* Listato fornito *
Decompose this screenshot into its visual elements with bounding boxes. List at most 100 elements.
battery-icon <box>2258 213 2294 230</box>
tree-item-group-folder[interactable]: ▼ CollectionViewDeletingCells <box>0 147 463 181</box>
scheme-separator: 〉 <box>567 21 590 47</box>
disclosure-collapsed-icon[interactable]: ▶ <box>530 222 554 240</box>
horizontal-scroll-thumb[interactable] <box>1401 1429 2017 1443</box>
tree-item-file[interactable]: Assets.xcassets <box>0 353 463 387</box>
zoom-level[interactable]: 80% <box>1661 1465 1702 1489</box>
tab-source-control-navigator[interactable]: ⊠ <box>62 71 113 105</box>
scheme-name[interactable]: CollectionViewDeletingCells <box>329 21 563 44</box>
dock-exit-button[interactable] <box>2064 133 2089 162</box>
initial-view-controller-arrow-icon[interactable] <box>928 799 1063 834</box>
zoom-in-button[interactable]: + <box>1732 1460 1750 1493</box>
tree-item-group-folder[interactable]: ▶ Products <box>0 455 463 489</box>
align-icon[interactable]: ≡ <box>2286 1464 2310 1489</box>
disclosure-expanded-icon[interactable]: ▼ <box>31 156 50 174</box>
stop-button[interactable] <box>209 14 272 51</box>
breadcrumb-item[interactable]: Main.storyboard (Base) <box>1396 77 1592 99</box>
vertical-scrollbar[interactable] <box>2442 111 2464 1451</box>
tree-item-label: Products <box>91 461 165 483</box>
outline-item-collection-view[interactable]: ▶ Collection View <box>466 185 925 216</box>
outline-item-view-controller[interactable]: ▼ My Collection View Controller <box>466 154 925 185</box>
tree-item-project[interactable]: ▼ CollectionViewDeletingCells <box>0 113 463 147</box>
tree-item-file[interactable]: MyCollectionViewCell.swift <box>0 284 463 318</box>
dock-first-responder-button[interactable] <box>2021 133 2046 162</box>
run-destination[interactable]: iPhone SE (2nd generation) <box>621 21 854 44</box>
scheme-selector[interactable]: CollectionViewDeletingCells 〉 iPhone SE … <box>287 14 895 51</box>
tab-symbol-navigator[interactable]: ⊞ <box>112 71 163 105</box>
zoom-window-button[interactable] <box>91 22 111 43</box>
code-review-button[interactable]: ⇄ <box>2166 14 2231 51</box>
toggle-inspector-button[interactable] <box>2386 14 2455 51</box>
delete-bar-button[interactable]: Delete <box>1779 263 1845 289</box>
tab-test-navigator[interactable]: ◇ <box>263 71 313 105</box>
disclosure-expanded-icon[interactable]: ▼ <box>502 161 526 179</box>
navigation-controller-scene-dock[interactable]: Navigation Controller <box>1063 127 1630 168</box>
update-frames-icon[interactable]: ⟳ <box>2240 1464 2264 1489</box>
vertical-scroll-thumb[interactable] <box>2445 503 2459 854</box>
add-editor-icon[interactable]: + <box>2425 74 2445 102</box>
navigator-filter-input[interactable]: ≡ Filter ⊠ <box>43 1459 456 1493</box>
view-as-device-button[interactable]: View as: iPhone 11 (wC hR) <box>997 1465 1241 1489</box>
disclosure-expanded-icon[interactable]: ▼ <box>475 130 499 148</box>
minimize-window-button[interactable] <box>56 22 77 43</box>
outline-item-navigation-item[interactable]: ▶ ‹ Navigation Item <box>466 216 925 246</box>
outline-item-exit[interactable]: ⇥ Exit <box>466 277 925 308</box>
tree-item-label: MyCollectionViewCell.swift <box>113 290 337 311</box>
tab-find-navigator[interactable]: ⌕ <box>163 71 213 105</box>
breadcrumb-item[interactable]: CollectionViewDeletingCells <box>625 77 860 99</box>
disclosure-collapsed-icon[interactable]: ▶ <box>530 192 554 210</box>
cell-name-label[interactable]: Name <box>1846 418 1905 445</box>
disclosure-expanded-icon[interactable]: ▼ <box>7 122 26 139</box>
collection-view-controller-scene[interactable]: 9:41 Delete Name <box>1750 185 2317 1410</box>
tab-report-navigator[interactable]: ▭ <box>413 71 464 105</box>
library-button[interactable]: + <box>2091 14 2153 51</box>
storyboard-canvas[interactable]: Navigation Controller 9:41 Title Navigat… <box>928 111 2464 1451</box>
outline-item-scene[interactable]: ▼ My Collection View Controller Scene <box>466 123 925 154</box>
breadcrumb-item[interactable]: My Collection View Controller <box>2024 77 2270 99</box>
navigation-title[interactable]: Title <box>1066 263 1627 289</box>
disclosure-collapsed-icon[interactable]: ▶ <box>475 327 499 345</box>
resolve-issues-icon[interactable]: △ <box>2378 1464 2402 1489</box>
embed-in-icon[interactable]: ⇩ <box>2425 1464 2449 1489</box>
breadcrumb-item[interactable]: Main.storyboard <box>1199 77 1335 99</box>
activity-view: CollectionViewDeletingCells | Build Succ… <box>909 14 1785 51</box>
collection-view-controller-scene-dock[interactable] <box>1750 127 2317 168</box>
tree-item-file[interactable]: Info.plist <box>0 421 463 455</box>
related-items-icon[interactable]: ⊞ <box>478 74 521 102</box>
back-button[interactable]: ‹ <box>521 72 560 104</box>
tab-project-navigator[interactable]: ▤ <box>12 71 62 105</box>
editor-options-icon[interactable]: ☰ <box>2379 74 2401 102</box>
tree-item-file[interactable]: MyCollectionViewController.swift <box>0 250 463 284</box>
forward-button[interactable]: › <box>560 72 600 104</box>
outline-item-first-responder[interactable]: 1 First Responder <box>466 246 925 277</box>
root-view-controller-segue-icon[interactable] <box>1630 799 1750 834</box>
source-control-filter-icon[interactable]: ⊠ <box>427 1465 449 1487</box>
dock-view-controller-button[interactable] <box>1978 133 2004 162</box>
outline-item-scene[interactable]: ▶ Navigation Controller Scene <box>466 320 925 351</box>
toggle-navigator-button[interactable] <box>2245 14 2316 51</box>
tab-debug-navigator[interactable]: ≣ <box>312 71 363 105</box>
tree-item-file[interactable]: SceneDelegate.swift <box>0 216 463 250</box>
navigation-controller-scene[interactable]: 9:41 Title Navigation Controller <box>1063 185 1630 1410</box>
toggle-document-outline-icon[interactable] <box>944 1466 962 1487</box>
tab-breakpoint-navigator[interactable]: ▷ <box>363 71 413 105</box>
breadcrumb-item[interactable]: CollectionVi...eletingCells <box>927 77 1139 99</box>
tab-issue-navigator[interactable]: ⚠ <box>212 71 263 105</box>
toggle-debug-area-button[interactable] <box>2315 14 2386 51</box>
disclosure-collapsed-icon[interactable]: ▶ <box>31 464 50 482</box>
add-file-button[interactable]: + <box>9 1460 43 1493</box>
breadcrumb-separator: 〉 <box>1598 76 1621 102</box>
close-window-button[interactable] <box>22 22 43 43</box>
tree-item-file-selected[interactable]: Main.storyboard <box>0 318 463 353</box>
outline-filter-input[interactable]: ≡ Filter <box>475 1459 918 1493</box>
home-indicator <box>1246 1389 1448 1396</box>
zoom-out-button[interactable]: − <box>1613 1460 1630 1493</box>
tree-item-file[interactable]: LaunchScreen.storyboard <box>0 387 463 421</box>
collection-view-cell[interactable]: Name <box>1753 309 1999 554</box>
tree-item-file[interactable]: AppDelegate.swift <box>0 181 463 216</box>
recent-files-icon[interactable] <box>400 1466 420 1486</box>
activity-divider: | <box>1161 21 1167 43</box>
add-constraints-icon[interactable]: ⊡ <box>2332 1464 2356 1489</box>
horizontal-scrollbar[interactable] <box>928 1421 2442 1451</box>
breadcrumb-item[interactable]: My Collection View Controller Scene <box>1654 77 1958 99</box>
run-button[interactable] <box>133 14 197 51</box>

* Obiettivo del compito *
Estrai dal listato, senza alcuna modifica, le righe che vanno dall'inizio fino a quella che contiene "align-icon[interactable]: ≡ <box>2286", quest'ultima compresa.

* Risposta al compito *
Decompose this screenshot into its visual elements with bounding boxes. List at most 100 elements.
battery-icon <box>2258 213 2294 230</box>
tree-item-group-folder[interactable]: ▼ CollectionViewDeletingCells <box>0 147 463 181</box>
scheme-separator: 〉 <box>567 21 590 47</box>
disclosure-collapsed-icon[interactable]: ▶ <box>530 222 554 240</box>
horizontal-scroll-thumb[interactable] <box>1401 1429 2017 1443</box>
tree-item-file[interactable]: Assets.xcassets <box>0 353 463 387</box>
zoom-level[interactable]: 80% <box>1661 1465 1702 1489</box>
tab-source-control-navigator[interactable]: ⊠ <box>62 71 113 105</box>
scheme-name[interactable]: CollectionViewDeletingCells <box>329 21 563 44</box>
dock-exit-button[interactable] <box>2064 133 2089 162</box>
initial-view-controller-arrow-icon[interactable] <box>928 799 1063 834</box>
zoom-in-button[interactable]: + <box>1732 1460 1750 1493</box>
tree-item-group-folder[interactable]: ▶ Products <box>0 455 463 489</box>
align-icon[interactable]: ≡ <box>2286 1464 2310 1489</box>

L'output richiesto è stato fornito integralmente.